> Dataset excerpt:
+++
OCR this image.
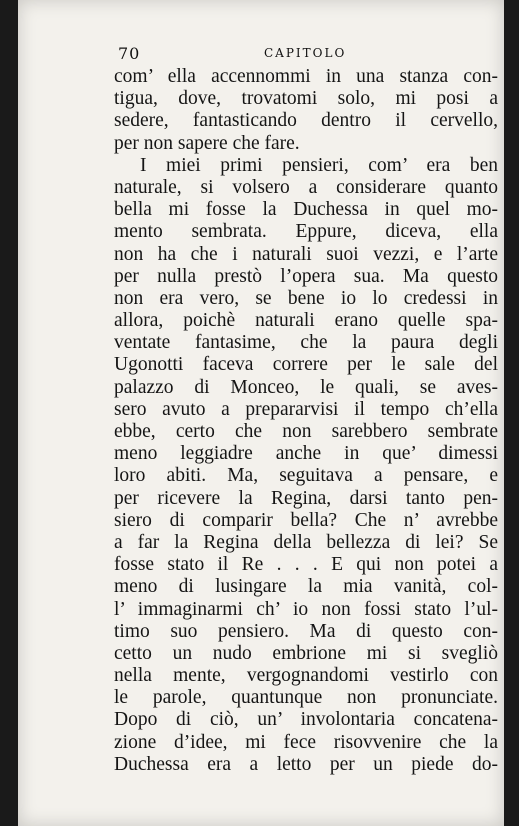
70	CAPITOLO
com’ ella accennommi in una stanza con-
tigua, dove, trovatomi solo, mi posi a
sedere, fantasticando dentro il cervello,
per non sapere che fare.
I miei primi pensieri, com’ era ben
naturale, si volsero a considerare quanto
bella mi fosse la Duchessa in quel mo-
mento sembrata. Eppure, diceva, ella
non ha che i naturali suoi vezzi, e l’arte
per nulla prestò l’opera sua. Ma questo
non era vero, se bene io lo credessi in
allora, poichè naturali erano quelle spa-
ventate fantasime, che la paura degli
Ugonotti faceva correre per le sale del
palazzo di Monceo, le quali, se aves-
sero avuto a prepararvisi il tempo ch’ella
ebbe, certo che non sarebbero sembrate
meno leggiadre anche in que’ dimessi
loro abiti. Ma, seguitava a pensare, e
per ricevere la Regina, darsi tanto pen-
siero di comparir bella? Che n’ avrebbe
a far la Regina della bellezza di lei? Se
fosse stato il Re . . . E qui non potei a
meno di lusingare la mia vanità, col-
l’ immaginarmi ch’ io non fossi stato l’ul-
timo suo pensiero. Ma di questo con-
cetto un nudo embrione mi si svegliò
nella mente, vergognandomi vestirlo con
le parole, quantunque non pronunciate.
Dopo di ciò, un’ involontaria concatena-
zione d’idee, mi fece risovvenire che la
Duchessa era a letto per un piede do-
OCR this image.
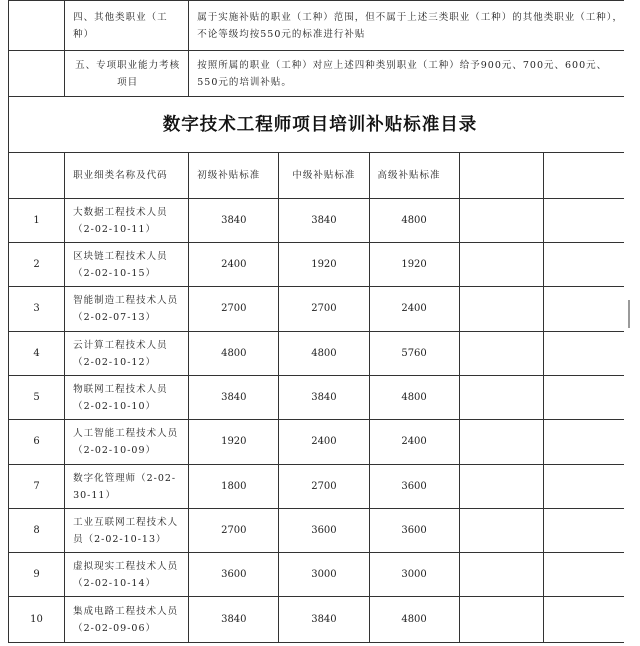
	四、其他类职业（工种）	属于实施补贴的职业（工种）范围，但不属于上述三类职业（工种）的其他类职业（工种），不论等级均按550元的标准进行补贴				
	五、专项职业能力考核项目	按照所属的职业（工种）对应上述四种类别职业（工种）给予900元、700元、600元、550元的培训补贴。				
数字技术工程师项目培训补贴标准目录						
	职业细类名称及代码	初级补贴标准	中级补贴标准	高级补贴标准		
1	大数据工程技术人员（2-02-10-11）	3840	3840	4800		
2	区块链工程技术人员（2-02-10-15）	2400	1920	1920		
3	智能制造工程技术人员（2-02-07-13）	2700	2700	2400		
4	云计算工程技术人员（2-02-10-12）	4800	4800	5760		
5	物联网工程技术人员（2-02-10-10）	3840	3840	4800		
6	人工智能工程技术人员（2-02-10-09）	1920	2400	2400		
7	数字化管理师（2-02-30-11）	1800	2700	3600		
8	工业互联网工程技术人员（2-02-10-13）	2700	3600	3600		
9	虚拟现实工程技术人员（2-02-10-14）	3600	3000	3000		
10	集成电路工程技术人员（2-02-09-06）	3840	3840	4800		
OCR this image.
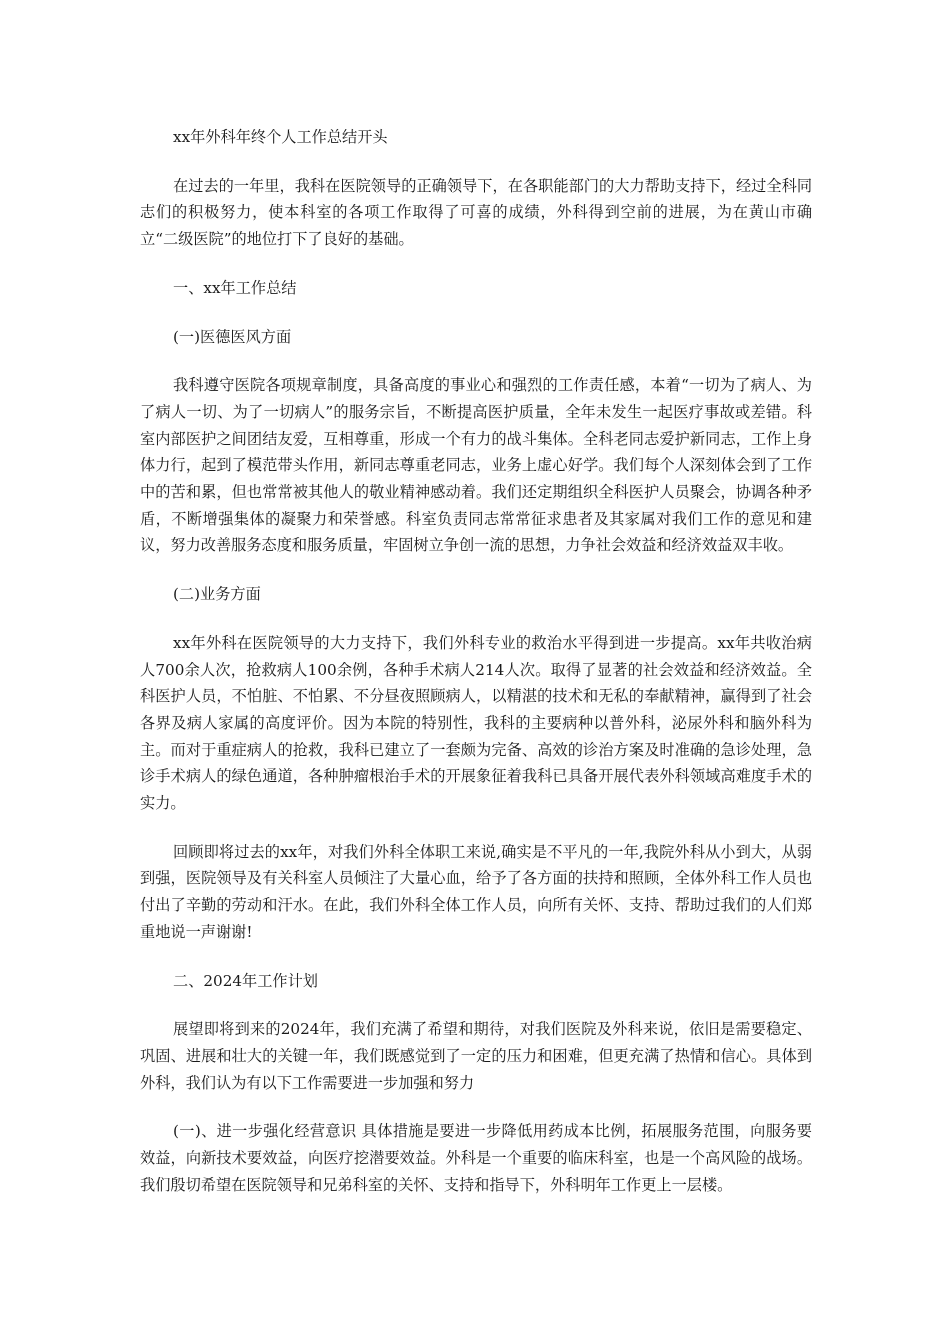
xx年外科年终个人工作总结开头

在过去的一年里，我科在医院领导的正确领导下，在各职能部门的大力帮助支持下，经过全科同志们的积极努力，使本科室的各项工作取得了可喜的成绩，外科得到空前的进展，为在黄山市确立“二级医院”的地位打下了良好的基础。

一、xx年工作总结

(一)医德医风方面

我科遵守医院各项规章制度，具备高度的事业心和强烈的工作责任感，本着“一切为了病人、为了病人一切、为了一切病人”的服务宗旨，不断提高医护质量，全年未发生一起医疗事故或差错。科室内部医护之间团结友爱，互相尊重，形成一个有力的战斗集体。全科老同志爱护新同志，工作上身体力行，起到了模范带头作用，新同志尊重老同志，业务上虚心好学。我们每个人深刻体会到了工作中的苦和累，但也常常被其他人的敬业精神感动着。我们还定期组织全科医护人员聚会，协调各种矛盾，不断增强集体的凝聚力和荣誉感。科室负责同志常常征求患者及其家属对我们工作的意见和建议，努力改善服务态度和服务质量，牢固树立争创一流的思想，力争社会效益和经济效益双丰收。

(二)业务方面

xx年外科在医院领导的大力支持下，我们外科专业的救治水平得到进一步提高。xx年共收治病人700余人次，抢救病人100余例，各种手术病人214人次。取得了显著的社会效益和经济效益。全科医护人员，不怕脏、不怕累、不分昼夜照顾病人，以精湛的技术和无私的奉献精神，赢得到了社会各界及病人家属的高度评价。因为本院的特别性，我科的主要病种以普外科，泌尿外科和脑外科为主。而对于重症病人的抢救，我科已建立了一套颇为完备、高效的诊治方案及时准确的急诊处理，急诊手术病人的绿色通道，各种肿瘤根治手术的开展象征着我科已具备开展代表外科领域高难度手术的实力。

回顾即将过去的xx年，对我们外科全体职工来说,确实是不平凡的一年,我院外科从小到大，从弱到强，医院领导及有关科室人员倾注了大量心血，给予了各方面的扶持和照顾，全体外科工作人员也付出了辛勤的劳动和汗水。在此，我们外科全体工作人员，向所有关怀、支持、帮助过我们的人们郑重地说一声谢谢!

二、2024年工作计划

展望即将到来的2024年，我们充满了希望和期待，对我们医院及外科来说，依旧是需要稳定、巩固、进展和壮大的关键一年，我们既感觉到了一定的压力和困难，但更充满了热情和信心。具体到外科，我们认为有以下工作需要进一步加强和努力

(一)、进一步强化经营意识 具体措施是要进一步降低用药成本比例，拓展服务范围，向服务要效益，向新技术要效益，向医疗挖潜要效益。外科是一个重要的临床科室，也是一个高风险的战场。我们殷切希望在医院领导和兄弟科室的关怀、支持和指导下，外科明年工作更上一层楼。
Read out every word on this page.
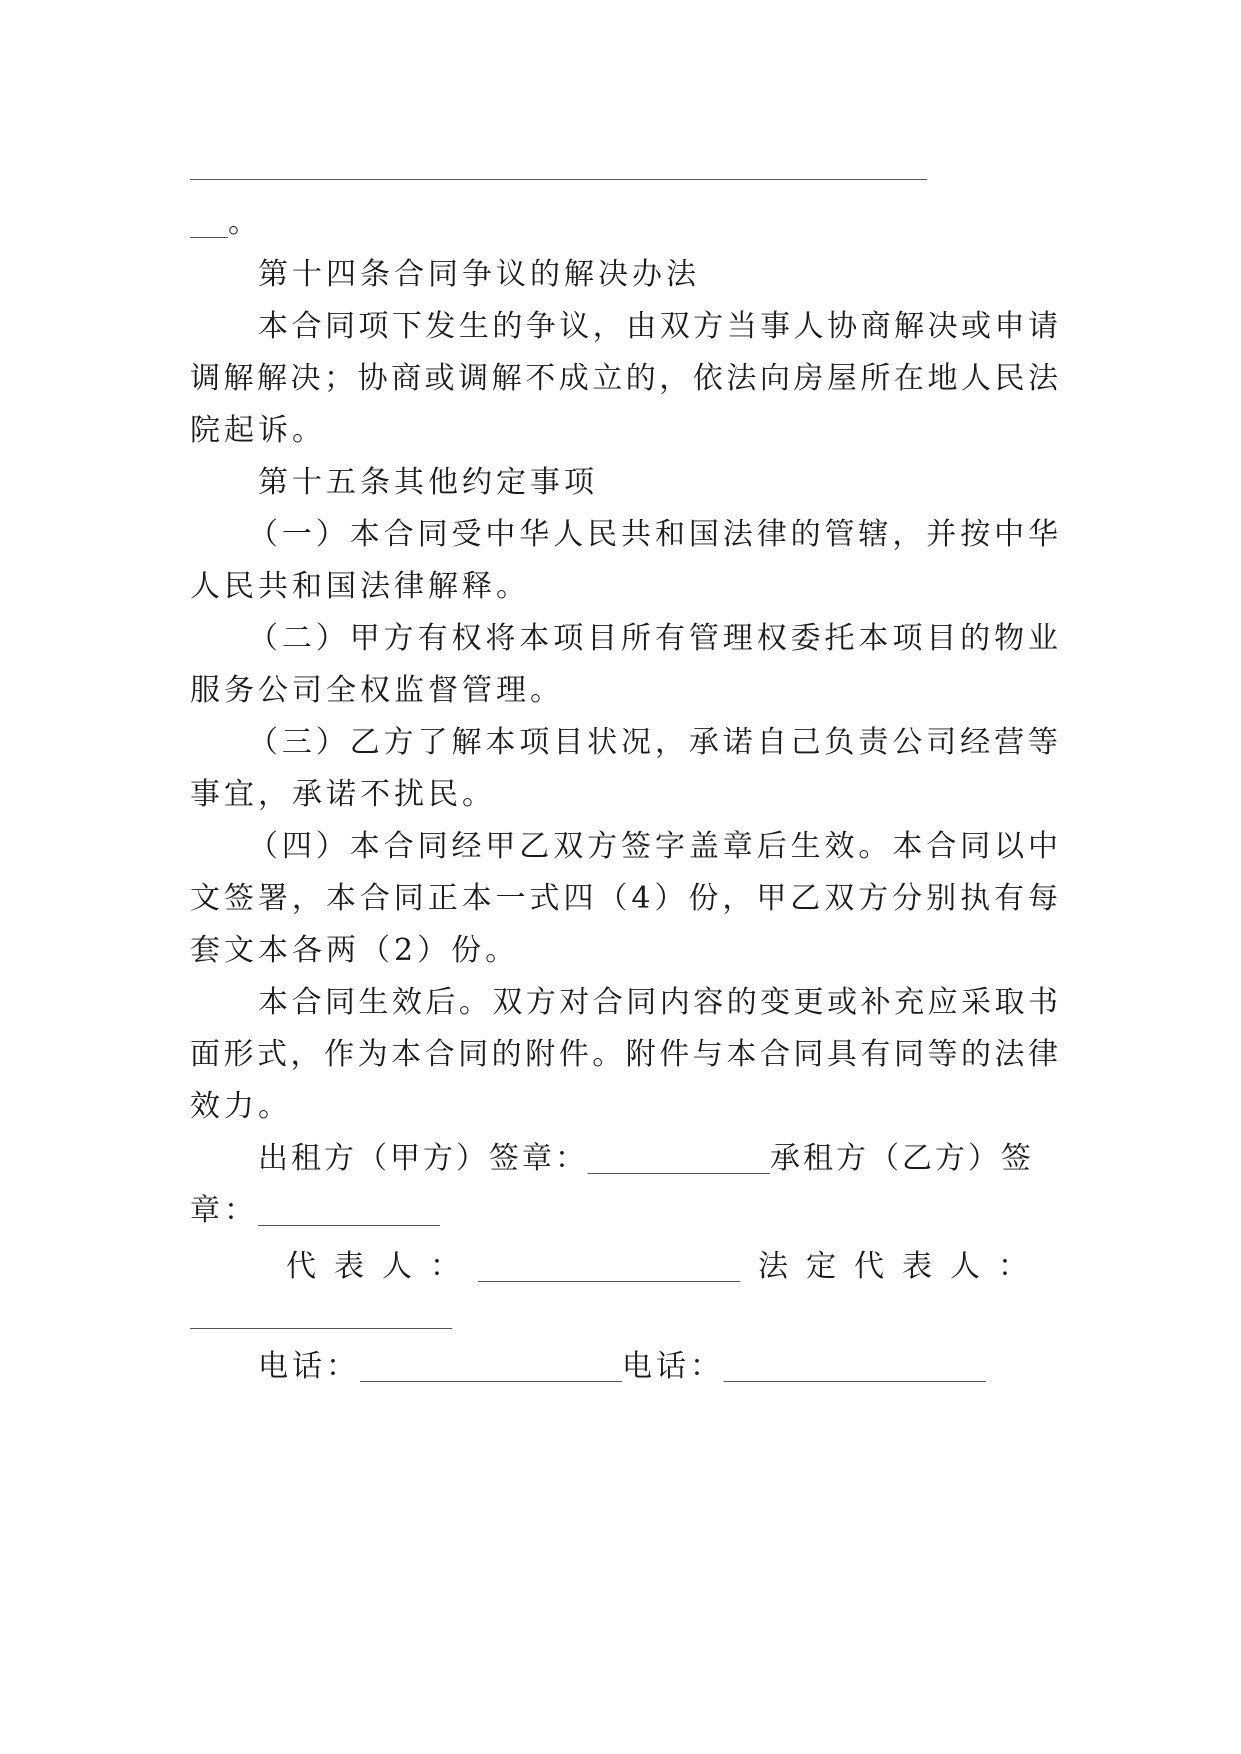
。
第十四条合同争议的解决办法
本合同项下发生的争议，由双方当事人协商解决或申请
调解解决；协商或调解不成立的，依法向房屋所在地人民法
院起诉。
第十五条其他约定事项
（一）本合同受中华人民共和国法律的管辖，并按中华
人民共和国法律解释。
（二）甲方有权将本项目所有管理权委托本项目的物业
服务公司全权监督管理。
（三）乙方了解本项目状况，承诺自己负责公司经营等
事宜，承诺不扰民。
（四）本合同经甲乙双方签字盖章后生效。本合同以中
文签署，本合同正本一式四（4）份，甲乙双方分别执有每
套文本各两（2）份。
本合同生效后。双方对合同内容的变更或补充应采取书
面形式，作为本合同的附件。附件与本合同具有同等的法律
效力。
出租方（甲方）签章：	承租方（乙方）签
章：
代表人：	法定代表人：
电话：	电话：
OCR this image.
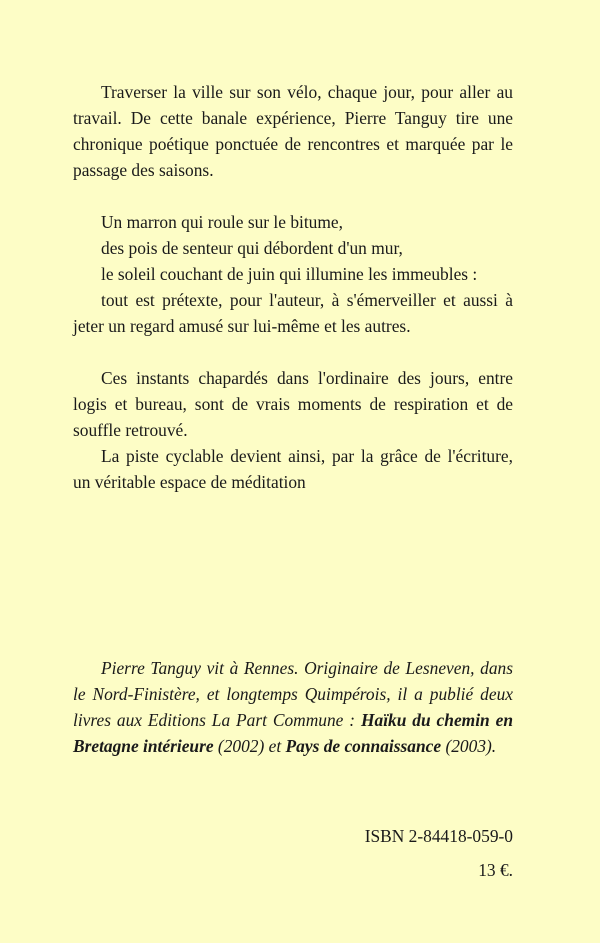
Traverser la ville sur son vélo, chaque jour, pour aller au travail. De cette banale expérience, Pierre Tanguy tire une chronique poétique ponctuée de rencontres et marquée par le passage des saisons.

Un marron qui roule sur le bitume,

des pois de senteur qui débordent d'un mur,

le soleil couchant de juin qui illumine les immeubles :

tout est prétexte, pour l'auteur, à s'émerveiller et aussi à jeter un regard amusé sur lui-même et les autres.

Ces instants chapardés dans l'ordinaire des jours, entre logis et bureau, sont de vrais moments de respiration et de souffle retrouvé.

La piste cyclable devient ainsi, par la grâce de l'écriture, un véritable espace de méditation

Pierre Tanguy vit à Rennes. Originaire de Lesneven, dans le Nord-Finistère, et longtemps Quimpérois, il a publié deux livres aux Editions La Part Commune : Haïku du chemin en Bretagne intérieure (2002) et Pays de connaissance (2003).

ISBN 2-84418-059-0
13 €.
+++
> THE PROBLEM:
Reproduce each line from the records that contains the word "Duchessa".

> THE ANSWER:
bella mi fosse la Duchessa in quel mo-
Duchessa era a letto per un piede do-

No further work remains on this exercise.